These records are to be written out exactly as they read, minus the pictures.
BEGIN PROVIDED DATA
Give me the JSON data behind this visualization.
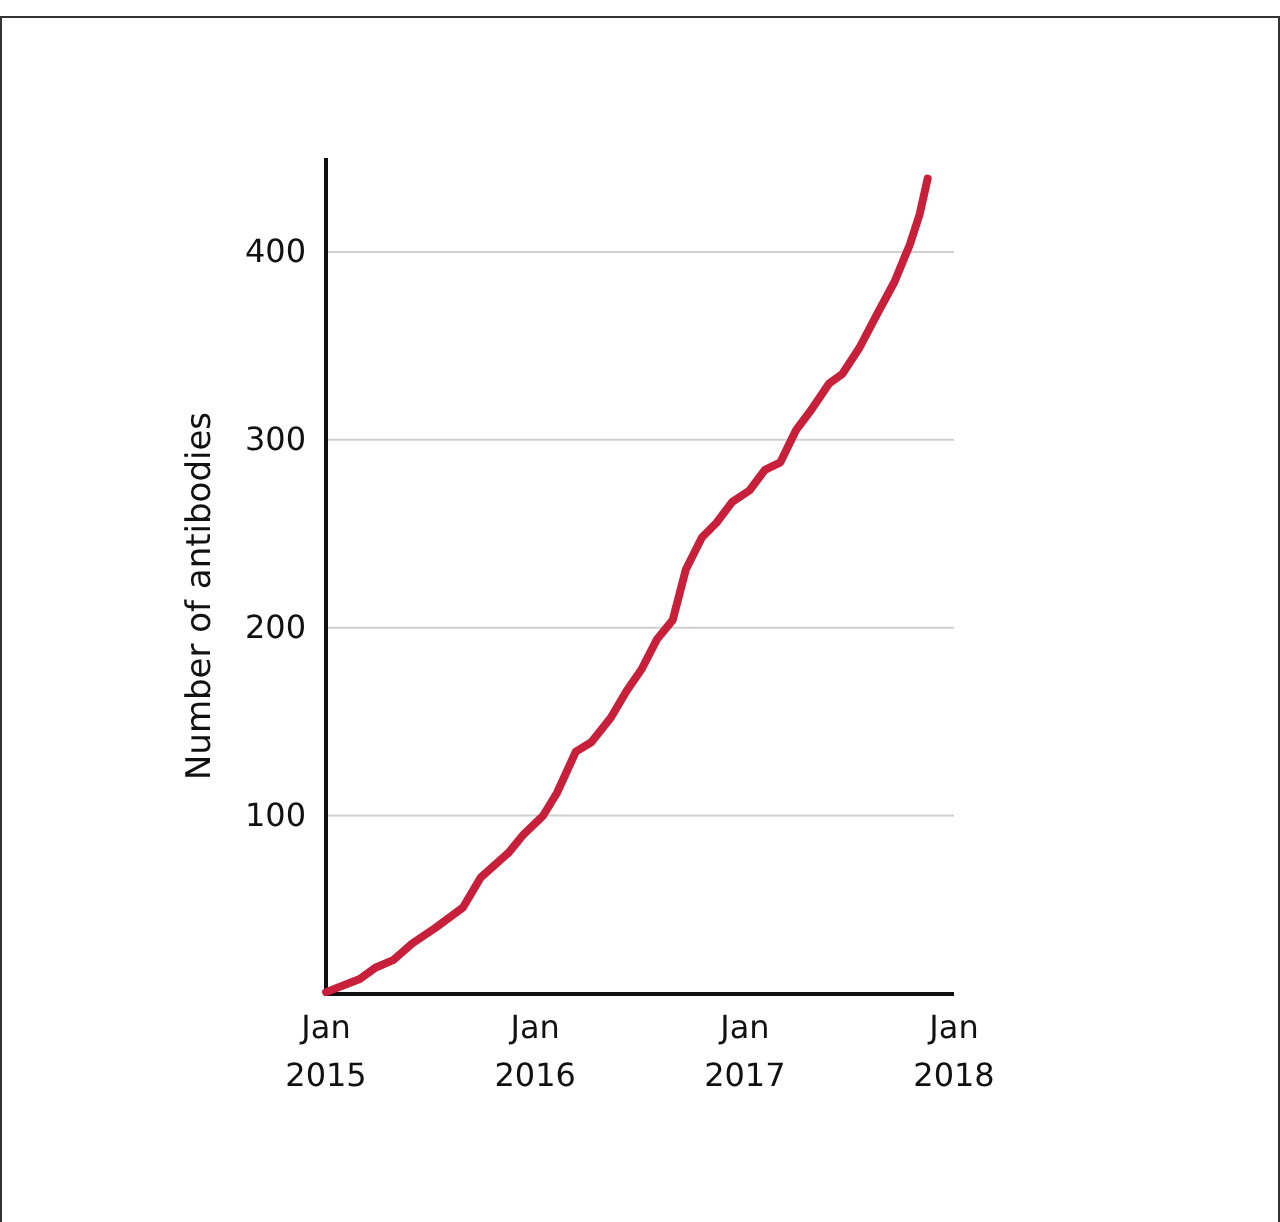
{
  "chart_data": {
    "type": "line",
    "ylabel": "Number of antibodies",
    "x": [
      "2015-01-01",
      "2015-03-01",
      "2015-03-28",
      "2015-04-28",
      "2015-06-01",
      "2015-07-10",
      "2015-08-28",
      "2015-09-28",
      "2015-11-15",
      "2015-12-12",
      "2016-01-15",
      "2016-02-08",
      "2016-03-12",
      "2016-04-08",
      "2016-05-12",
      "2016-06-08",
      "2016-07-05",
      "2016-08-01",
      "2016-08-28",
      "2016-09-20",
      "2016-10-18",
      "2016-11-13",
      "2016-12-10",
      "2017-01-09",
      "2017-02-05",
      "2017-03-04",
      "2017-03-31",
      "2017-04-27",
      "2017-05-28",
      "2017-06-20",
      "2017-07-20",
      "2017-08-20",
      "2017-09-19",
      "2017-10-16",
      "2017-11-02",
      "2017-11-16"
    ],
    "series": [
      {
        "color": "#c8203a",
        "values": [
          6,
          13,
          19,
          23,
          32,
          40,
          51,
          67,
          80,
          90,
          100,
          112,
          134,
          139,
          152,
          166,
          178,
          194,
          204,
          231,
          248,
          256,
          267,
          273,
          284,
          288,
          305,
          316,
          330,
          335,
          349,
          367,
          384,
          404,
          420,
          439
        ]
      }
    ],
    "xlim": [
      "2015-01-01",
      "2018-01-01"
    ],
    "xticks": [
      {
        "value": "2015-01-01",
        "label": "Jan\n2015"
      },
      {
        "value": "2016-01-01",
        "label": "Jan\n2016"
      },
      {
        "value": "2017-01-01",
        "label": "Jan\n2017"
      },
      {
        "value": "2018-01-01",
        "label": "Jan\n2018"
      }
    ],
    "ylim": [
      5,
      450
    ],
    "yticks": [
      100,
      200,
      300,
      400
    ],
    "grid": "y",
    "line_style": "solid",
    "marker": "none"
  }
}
END PROVIDED DATA
THE COMPLETED TASK
Give me the JSON data behind this visualization.
{
  "chart_data": {
    "type": "line",
    "ylabel": "Number of antibodies",
    "x": [
      "2015-01-01",
      "2015-03-01",
      "2015-03-28",
      "2015-04-28",
      "2015-06-01",
      "2015-07-10",
      "2015-08-28",
      "2015-09-28",
      "2015-11-15",
      "2015-12-12",
      "2016-01-15",
      "2016-02-08",
      "2016-03-12",
      "2016-04-08",
      "2016-05-12",
      "2016-06-08",
      "2016-07-05",
      "2016-08-01",
      "2016-08-28",
      "2016-09-20",
      "2016-10-18",
      "2016-11-13",
      "2016-12-10",
      "2017-01-09",
      "2017-02-05",
      "2017-03-04",
      "2017-03-31",
      "2017-04-27",
      "2017-05-28",
      "2017-06-20",
      "2017-07-20",
      "2017-08-20",
      "2017-09-19",
      "2017-10-16",
      "2017-11-02",
      "2017-11-16"
    ],
    "series": [
      {
        "color": "#c8203a",
        "values": [
          6,
          13,
          19,
          23,
          32,
          40,
          51,
          67,
          80,
          90,
          100,
          112,
          134,
          139,
          152,
          166,
          178,
          194,
          204,
          231,
          248,
          256,
          267,
          273,
          284,
          288,
          305,
          316,
          330,
          335,
          349,
          367,
          384,
          404,
          420,
          439
        ]
      }
    ],
    "xlim": [
      "2015-01-01",
      "2018-01-01"
    ],
    "xticks": [
      {
        "value": "2015-01-01",
        "label": "Jan\n2015"
      },
      {
        "value": "2016-01-01",
        "label": "Jan\n2016"
      },
      {
        "value": "2017-01-01",
        "label": "Jan\n2017"
      },
      {
        "value": "2018-01-01",
        "label": "Jan\n2018"
      }
    ],
    "ylim": [
      5,
      450
    ],
    "yticks": [
      100,
      200,
      300,
      400
    ],
    "grid": "y",
    "line_style": "solid",
    "marker": "none"
  }
}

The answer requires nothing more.